▸ **WHAT TO PRODUCE**
Go through the data and copy every line exactly, but not the images.
Start of GIVEN DATA
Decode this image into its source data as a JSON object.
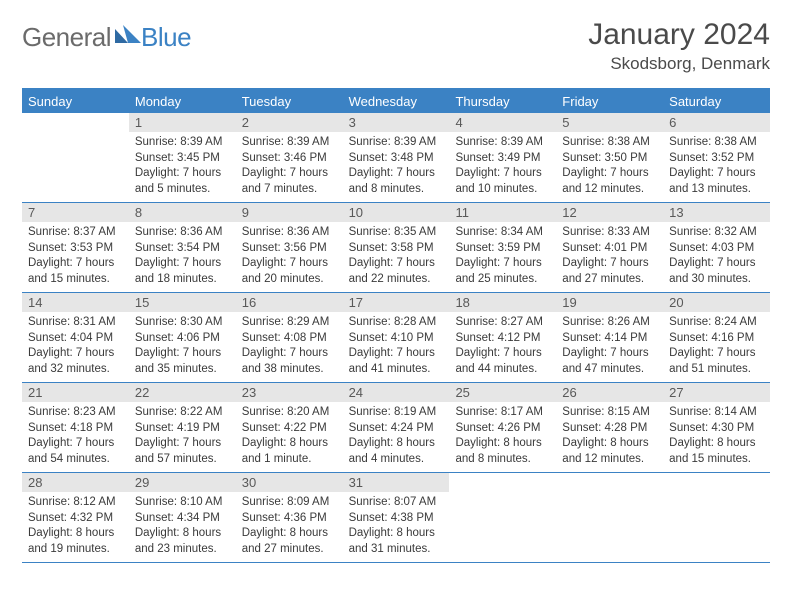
{
  "logo": {
    "word1": "General",
    "word2": "Blue"
  },
  "title": "January 2024",
  "location": "Skodsborg, Denmark",
  "colors": {
    "brand": "#3b82c4",
    "daybar": "#e6e6e6",
    "text": "#3a3a3a",
    "headerText": "#4a4a4a"
  },
  "weekdays": [
    "Sunday",
    "Monday",
    "Tuesday",
    "Wednesday",
    "Thursday",
    "Friday",
    "Saturday"
  ],
  "weeks": [
    [
      null,
      {
        "n": "1",
        "sunrise": "8:39 AM",
        "sunset": "3:45 PM",
        "daylight1": "Daylight: 7 hours",
        "daylight2": "and 5 minutes."
      },
      {
        "n": "2",
        "sunrise": "8:39 AM",
        "sunset": "3:46 PM",
        "daylight1": "Daylight: 7 hours",
        "daylight2": "and 7 minutes."
      },
      {
        "n": "3",
        "sunrise": "8:39 AM",
        "sunset": "3:48 PM",
        "daylight1": "Daylight: 7 hours",
        "daylight2": "and 8 minutes."
      },
      {
        "n": "4",
        "sunrise": "8:39 AM",
        "sunset": "3:49 PM",
        "daylight1": "Daylight: 7 hours",
        "daylight2": "and 10 minutes."
      },
      {
        "n": "5",
        "sunrise": "8:38 AM",
        "sunset": "3:50 PM",
        "daylight1": "Daylight: 7 hours",
        "daylight2": "and 12 minutes."
      },
      {
        "n": "6",
        "sunrise": "8:38 AM",
        "sunset": "3:52 PM",
        "daylight1": "Daylight: 7 hours",
        "daylight2": "and 13 minutes."
      }
    ],
    [
      {
        "n": "7",
        "sunrise": "8:37 AM",
        "sunset": "3:53 PM",
        "daylight1": "Daylight: 7 hours",
        "daylight2": "and 15 minutes."
      },
      {
        "n": "8",
        "sunrise": "8:36 AM",
        "sunset": "3:54 PM",
        "daylight1": "Daylight: 7 hours",
        "daylight2": "and 18 minutes."
      },
      {
        "n": "9",
        "sunrise": "8:36 AM",
        "sunset": "3:56 PM",
        "daylight1": "Daylight: 7 hours",
        "daylight2": "and 20 minutes."
      },
      {
        "n": "10",
        "sunrise": "8:35 AM",
        "sunset": "3:58 PM",
        "daylight1": "Daylight: 7 hours",
        "daylight2": "and 22 minutes."
      },
      {
        "n": "11",
        "sunrise": "8:34 AM",
        "sunset": "3:59 PM",
        "daylight1": "Daylight: 7 hours",
        "daylight2": "and 25 minutes."
      },
      {
        "n": "12",
        "sunrise": "8:33 AM",
        "sunset": "4:01 PM",
        "daylight1": "Daylight: 7 hours",
        "daylight2": "and 27 minutes."
      },
      {
        "n": "13",
        "sunrise": "8:32 AM",
        "sunset": "4:03 PM",
        "daylight1": "Daylight: 7 hours",
        "daylight2": "and 30 minutes."
      }
    ],
    [
      {
        "n": "14",
        "sunrise": "8:31 AM",
        "sunset": "4:04 PM",
        "daylight1": "Daylight: 7 hours",
        "daylight2": "and 32 minutes."
      },
      {
        "n": "15",
        "sunrise": "8:30 AM",
        "sunset": "4:06 PM",
        "daylight1": "Daylight: 7 hours",
        "daylight2": "and 35 minutes."
      },
      {
        "n": "16",
        "sunrise": "8:29 AM",
        "sunset": "4:08 PM",
        "daylight1": "Daylight: 7 hours",
        "daylight2": "and 38 minutes."
      },
      {
        "n": "17",
        "sunrise": "8:28 AM",
        "sunset": "4:10 PM",
        "daylight1": "Daylight: 7 hours",
        "daylight2": "and 41 minutes."
      },
      {
        "n": "18",
        "sunrise": "8:27 AM",
        "sunset": "4:12 PM",
        "daylight1": "Daylight: 7 hours",
        "daylight2": "and 44 minutes."
      },
      {
        "n": "19",
        "sunrise": "8:26 AM",
        "sunset": "4:14 PM",
        "daylight1": "Daylight: 7 hours",
        "daylight2": "and 47 minutes."
      },
      {
        "n": "20",
        "sunrise": "8:24 AM",
        "sunset": "4:16 PM",
        "daylight1": "Daylight: 7 hours",
        "daylight2": "and 51 minutes."
      }
    ],
    [
      {
        "n": "21",
        "sunrise": "8:23 AM",
        "sunset": "4:18 PM",
        "daylight1": "Daylight: 7 hours",
        "daylight2": "and 54 minutes."
      },
      {
        "n": "22",
        "sunrise": "8:22 AM",
        "sunset": "4:19 PM",
        "daylight1": "Daylight: 7 hours",
        "daylight2": "and 57 minutes."
      },
      {
        "n": "23",
        "sunrise": "8:20 AM",
        "sunset": "4:22 PM",
        "daylight1": "Daylight: 8 hours",
        "daylight2": "and 1 minute."
      },
      {
        "n": "24",
        "sunrise": "8:19 AM",
        "sunset": "4:24 PM",
        "daylight1": "Daylight: 8 hours",
        "daylight2": "and 4 minutes."
      },
      {
        "n": "25",
        "sunrise": "8:17 AM",
        "sunset": "4:26 PM",
        "daylight1": "Daylight: 8 hours",
        "daylight2": "and 8 minutes."
      },
      {
        "n": "26",
        "sunrise": "8:15 AM",
        "sunset": "4:28 PM",
        "daylight1": "Daylight: 8 hours",
        "daylight2": "and 12 minutes."
      },
      {
        "n": "27",
        "sunrise": "8:14 AM",
        "sunset": "4:30 PM",
        "daylight1": "Daylight: 8 hours",
        "daylight2": "and 15 minutes."
      }
    ],
    [
      {
        "n": "28",
        "sunrise": "8:12 AM",
        "sunset": "4:32 PM",
        "daylight1": "Daylight: 8 hours",
        "daylight2": "and 19 minutes."
      },
      {
        "n": "29",
        "sunrise": "8:10 AM",
        "sunset": "4:34 PM",
        "daylight1": "Daylight: 8 hours",
        "daylight2": "and 23 minutes."
      },
      {
        "n": "30",
        "sunrise": "8:09 AM",
        "sunset": "4:36 PM",
        "daylight1": "Daylight: 8 hours",
        "daylight2": "and 27 minutes."
      },
      {
        "n": "31",
        "sunrise": "8:07 AM",
        "sunset": "4:38 PM",
        "daylight1": "Daylight: 8 hours",
        "daylight2": "and 31 minutes."
      },
      null,
      null,
      null
    ]
  ]
}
End of GIVEN DATA
▸ **COMPLETE RESPONSE**
Decode this image into its source data as a JSON object.
{
  "logo": {
    "word1": "General",
    "word2": "Blue"
  },
  "title": "January 2024",
  "location": "Skodsborg, Denmark",
  "colors": {
    "brand": "#3b82c4",
    "daybar": "#e6e6e6",
    "text": "#3a3a3a",
    "headerText": "#4a4a4a"
  },
  "weekdays": [
    "Sunday",
    "Monday",
    "Tuesday",
    "Wednesday",
    "Thursday",
    "Friday",
    "Saturday"
  ],
  "weeks": [
    [
      null,
      {
        "n": "1",
        "sunrise": "8:39 AM",
        "sunset": "3:45 PM",
        "daylight1": "Daylight: 7 hours",
        "daylight2": "and 5 minutes."
      },
      {
        "n": "2",
        "sunrise": "8:39 AM",
        "sunset": "3:46 PM",
        "daylight1": "Daylight: 7 hours",
        "daylight2": "and 7 minutes."
      },
      {
        "n": "3",
        "sunrise": "8:39 AM",
        "sunset": "3:48 PM",
        "daylight1": "Daylight: 7 hours",
        "daylight2": "and 8 minutes."
      },
      {
        "n": "4",
        "sunrise": "8:39 AM",
        "sunset": "3:49 PM",
        "daylight1": "Daylight: 7 hours",
        "daylight2": "and 10 minutes."
      },
      {
        "n": "5",
        "sunrise": "8:38 AM",
        "sunset": "3:50 PM",
        "daylight1": "Daylight: 7 hours",
        "daylight2": "and 12 minutes."
      },
      {
        "n": "6",
        "sunrise": "8:38 AM",
        "sunset": "3:52 PM",
        "daylight1": "Daylight: 7 hours",
        "daylight2": "and 13 minutes."
      }
    ],
    [
      {
        "n": "7",
        "sunrise": "8:37 AM",
        "sunset": "3:53 PM",
        "daylight1": "Daylight: 7 hours",
        "daylight2": "and 15 minutes."
      },
      {
        "n": "8",
        "sunrise": "8:36 AM",
        "sunset": "3:54 PM",
        "daylight1": "Daylight: 7 hours",
        "daylight2": "and 18 minutes."
      },
      {
        "n": "9",
        "sunrise": "8:36 AM",
        "sunset": "3:56 PM",
        "daylight1": "Daylight: 7 hours",
        "daylight2": "and 20 minutes."
      },
      {
        "n": "10",
        "sunrise": "8:35 AM",
        "sunset": "3:58 PM",
        "daylight1": "Daylight: 7 hours",
        "daylight2": "and 22 minutes."
      },
      {
        "n": "11",
        "sunrise": "8:34 AM",
        "sunset": "3:59 PM",
        "daylight1": "Daylight: 7 hours",
        "daylight2": "and 25 minutes."
      },
      {
        "n": "12",
        "sunrise": "8:33 AM",
        "sunset": "4:01 PM",
        "daylight1": "Daylight: 7 hours",
        "daylight2": "and 27 minutes."
      },
      {
        "n": "13",
        "sunrise": "8:32 AM",
        "sunset": "4:03 PM",
        "daylight1": "Daylight: 7 hours",
        "daylight2": "and 30 minutes."
      }
    ],
    [
      {
        "n": "14",
        "sunrise": "8:31 AM",
        "sunset": "4:04 PM",
        "daylight1": "Daylight: 7 hours",
        "daylight2": "and 32 minutes."
      },
      {
        "n": "15",
        "sunrise": "8:30 AM",
        "sunset": "4:06 PM",
        "daylight1": "Daylight: 7 hours",
        "daylight2": "and 35 minutes."
      },
      {
        "n": "16",
        "sunrise": "8:29 AM",
        "sunset": "4:08 PM",
        "daylight1": "Daylight: 7 hours",
        "daylight2": "and 38 minutes."
      },
      {
        "n": "17",
        "sunrise": "8:28 AM",
        "sunset": "4:10 PM",
        "daylight1": "Daylight: 7 hours",
        "daylight2": "and 41 minutes."
      },
      {
        "n": "18",
        "sunrise": "8:27 AM",
        "sunset": "4:12 PM",
        "daylight1": "Daylight: 7 hours",
        "daylight2": "and 44 minutes."
      },
      {
        "n": "19",
        "sunrise": "8:26 AM",
        "sunset": "4:14 PM",
        "daylight1": "Daylight: 7 hours",
        "daylight2": "and 47 minutes."
      },
      {
        "n": "20",
        "sunrise": "8:24 AM",
        "sunset": "4:16 PM",
        "daylight1": "Daylight: 7 hours",
        "daylight2": "and 51 minutes."
      }
    ],
    [
      {
        "n": "21",
        "sunrise": "8:23 AM",
        "sunset": "4:18 PM",
        "daylight1": "Daylight: 7 hours",
        "daylight2": "and 54 minutes."
      },
      {
        "n": "22",
        "sunrise": "8:22 AM",
        "sunset": "4:19 PM",
        "daylight1": "Daylight: 7 hours",
        "daylight2": "and 57 minutes."
      },
      {
        "n": "23",
        "sunrise": "8:20 AM",
        "sunset": "4:22 PM",
        "daylight1": "Daylight: 8 hours",
        "daylight2": "and 1 minute."
      },
      {
        "n": "24",
        "sunrise": "8:19 AM",
        "sunset": "4:24 PM",
        "daylight1": "Daylight: 8 hours",
        "daylight2": "and 4 minutes."
      },
      {
        "n": "25",
        "sunrise": "8:17 AM",
        "sunset": "4:26 PM",
        "daylight1": "Daylight: 8 hours",
        "daylight2": "and 8 minutes."
      },
      {
        "n": "26",
        "sunrise": "8:15 AM",
        "sunset": "4:28 PM",
        "daylight1": "Daylight: 8 hours",
        "daylight2": "and 12 minutes."
      },
      {
        "n": "27",
        "sunrise": "8:14 AM",
        "sunset": "4:30 PM",
        "daylight1": "Daylight: 8 hours",
        "daylight2": "and 15 minutes."
      }
    ],
    [
      {
        "n": "28",
        "sunrise": "8:12 AM",
        "sunset": "4:32 PM",
        "daylight1": "Daylight: 8 hours",
        "daylight2": "and 19 minutes."
      },
      {
        "n": "29",
        "sunrise": "8:10 AM",
        "sunset": "4:34 PM",
        "daylight1": "Daylight: 8 hours",
        "daylight2": "and 23 minutes."
      },
      {
        "n": "30",
        "sunrise": "8:09 AM",
        "sunset": "4:36 PM",
        "daylight1": "Daylight: 8 hours",
        "daylight2": "and 27 minutes."
      },
      {
        "n": "31",
        "sunrise": "8:07 AM",
        "sunset": "4:38 PM",
        "daylight1": "Daylight: 8 hours",
        "daylight2": "and 31 minutes."
      },
      null,
      null,
      null
    ]
  ]
}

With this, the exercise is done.